**Problem requirements:** Copy every line of the listing from the one containing "Identify all the" down to the one containing "Text: 1,5: 1,5 <box>280 38 294 47</box>", including both of those lines, with no changes.

Annotated region listings
= = =
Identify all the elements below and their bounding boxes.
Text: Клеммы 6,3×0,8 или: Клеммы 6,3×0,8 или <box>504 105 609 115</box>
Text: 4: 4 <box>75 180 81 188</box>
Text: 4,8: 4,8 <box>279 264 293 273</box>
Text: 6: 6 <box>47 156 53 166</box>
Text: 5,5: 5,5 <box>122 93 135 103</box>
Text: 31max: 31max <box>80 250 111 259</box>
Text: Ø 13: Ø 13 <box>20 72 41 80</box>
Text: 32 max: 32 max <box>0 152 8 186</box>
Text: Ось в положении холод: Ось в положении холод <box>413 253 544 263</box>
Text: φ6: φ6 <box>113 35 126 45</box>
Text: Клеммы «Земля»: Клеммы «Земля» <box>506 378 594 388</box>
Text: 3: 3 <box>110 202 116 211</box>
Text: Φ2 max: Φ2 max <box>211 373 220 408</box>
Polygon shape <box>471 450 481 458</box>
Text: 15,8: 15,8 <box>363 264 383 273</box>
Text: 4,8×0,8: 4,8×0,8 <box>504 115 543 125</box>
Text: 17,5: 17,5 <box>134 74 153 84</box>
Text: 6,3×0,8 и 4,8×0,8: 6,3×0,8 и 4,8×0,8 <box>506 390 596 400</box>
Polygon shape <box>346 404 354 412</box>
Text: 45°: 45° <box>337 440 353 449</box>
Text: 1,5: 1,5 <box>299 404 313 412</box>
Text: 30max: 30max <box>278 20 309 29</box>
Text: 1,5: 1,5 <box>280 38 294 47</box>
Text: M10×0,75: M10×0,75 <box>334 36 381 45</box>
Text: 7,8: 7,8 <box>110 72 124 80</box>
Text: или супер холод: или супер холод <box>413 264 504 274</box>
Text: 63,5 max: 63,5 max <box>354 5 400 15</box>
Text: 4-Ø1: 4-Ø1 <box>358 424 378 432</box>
= = =
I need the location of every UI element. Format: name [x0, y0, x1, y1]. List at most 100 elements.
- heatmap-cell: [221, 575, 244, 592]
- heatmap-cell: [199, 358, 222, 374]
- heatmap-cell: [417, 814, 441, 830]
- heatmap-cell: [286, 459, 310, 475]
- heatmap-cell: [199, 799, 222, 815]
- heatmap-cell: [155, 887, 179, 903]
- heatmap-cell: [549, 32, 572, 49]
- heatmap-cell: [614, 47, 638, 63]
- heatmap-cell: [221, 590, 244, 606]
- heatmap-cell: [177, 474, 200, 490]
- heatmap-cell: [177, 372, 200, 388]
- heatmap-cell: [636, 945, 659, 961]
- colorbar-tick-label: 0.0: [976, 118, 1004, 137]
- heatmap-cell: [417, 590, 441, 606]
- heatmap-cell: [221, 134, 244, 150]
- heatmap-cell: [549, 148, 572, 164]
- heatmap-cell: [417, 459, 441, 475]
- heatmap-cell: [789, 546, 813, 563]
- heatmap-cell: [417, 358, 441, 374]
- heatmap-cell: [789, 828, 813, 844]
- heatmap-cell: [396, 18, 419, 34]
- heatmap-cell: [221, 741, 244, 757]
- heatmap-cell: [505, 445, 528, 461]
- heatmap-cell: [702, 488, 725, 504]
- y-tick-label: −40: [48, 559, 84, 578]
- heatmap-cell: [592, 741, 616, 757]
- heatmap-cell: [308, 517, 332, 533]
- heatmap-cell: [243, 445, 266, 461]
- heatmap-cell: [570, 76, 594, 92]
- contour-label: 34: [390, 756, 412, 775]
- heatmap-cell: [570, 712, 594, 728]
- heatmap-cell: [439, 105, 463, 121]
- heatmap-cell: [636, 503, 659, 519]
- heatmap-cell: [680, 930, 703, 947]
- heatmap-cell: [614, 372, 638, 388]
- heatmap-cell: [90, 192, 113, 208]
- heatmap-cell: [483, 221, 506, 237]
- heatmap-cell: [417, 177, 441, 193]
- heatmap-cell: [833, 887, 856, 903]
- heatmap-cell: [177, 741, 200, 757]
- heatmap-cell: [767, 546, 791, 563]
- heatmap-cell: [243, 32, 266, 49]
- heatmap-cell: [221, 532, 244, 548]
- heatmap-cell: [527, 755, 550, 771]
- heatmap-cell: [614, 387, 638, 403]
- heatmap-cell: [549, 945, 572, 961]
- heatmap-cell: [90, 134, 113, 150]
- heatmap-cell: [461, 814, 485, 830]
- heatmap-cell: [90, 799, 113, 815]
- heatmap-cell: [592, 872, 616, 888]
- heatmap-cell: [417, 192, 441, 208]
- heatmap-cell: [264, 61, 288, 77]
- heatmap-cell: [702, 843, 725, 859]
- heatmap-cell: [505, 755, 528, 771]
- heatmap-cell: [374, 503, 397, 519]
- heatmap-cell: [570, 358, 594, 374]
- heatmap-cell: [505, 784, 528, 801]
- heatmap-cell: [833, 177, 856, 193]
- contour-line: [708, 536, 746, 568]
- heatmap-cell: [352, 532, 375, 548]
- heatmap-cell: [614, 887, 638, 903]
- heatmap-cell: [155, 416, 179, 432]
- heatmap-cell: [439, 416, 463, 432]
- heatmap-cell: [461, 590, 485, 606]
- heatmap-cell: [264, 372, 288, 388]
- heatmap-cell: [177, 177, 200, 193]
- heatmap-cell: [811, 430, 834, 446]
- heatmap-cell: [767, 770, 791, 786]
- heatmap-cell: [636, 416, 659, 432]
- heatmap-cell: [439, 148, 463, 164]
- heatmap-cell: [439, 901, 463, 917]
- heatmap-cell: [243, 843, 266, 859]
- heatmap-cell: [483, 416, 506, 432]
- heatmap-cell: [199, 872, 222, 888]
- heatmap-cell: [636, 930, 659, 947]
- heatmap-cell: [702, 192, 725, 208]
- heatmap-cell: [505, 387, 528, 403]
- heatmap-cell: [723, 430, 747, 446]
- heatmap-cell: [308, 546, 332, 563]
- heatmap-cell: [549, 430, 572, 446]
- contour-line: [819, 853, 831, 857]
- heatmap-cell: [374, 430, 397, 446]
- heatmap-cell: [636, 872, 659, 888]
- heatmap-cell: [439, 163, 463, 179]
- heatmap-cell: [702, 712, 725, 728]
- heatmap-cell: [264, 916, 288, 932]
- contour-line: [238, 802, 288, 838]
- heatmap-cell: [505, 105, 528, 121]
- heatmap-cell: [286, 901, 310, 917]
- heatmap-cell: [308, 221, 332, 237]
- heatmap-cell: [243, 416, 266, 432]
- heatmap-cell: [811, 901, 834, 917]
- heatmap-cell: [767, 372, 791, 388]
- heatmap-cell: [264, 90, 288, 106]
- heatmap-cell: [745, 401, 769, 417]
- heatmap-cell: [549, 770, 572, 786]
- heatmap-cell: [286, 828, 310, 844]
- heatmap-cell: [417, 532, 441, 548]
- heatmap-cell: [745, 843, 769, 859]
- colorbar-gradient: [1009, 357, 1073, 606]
= = =
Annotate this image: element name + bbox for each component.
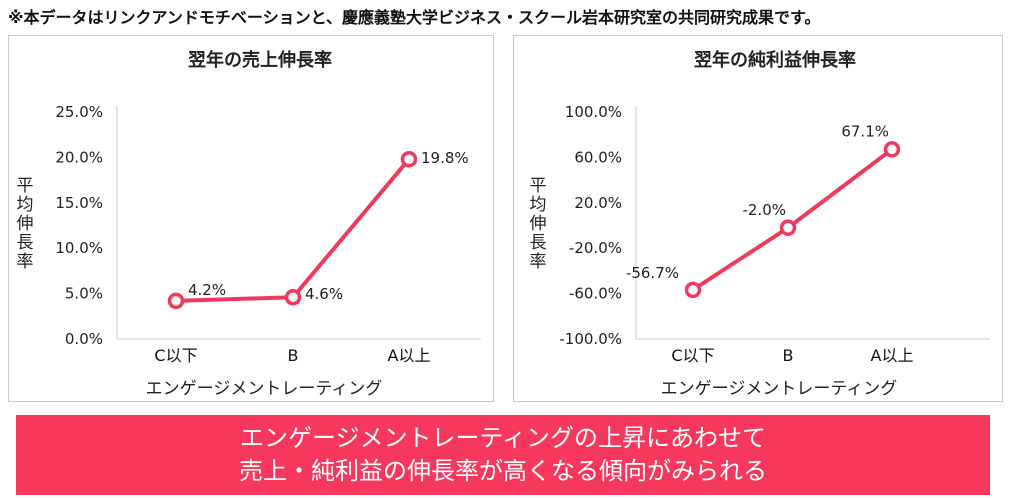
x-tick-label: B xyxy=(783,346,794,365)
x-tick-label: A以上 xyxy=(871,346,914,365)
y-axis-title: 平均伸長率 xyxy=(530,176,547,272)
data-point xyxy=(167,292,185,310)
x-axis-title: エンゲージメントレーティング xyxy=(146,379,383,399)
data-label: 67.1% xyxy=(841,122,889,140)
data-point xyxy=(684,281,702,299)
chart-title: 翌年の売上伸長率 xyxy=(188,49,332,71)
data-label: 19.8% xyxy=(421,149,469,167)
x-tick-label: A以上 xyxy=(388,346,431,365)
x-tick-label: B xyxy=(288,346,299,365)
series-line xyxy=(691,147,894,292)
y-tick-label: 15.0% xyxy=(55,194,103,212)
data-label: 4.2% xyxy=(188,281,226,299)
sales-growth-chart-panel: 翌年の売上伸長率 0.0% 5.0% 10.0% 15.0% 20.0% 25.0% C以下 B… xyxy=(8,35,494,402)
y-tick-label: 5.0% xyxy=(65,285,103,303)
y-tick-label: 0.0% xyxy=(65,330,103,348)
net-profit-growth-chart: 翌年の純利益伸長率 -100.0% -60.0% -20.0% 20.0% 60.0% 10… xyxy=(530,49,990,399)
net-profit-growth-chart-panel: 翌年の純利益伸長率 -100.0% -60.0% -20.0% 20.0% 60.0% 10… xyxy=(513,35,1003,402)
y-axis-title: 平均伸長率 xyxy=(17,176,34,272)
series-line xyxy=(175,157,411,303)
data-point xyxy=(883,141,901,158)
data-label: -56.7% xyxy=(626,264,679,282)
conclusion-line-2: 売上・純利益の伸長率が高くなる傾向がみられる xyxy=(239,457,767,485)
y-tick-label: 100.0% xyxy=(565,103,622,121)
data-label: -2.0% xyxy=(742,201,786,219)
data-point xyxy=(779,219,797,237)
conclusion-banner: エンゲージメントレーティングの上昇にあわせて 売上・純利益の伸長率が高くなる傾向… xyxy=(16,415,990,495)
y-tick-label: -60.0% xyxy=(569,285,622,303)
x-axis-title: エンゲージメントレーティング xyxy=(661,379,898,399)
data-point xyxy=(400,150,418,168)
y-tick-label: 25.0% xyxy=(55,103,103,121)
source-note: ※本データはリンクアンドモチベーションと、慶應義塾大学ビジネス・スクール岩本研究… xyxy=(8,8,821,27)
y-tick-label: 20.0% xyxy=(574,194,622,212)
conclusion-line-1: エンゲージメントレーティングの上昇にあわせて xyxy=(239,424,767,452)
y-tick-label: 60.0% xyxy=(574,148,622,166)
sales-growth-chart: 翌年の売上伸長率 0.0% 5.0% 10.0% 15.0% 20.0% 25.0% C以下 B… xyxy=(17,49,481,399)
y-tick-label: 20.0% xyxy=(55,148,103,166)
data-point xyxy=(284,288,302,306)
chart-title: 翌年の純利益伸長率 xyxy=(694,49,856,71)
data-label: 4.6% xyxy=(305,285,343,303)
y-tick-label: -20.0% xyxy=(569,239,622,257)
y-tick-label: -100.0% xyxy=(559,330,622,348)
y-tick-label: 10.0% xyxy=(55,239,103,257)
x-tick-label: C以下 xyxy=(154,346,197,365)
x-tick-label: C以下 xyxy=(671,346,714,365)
= = =
**Written answer:**
Identify all the elements below and their bounding boxes.
Text: Клеммы 6,3×0,8 или: Клеммы 6,3×0,8 или <box>504 105 609 115</box>
Text: 4: 4 <box>75 180 81 188</box>
Text: 4,8: 4,8 <box>279 264 293 273</box>
Text: 6: 6 <box>47 156 53 166</box>
Text: 5,5: 5,5 <box>122 93 135 103</box>
Text: 31max: 31max <box>80 250 111 259</box>
Text: Ø 13: Ø 13 <box>20 72 41 80</box>
Text: 32 max: 32 max <box>0 152 8 186</box>
Text: Ось в положении холод: Ось в положении холод <box>413 253 544 263</box>
Text: φ6: φ6 <box>113 35 126 45</box>
Text: Клеммы «Земля»: Клеммы «Земля» <box>506 378 594 388</box>
Text: 3: 3 <box>110 202 116 211</box>
Text: Φ2 max: Φ2 max <box>211 373 220 408</box>
Polygon shape <box>471 450 481 458</box>
Text: 15,8: 15,8 <box>363 264 383 273</box>
Text: 4,8×0,8: 4,8×0,8 <box>504 115 543 125</box>
Text: 17,5: 17,5 <box>134 74 153 84</box>
Text: 6,3×0,8 и 4,8×0,8: 6,3×0,8 и 4,8×0,8 <box>506 390 596 400</box>
Polygon shape <box>346 404 354 412</box>
Text: 45°: 45° <box>337 440 353 449</box>
Text: 1,5: 1,5 <box>299 404 313 412</box>
Text: 30max: 30max <box>278 20 309 29</box>
Text: 1,5: 1,5 <box>280 38 294 47</box>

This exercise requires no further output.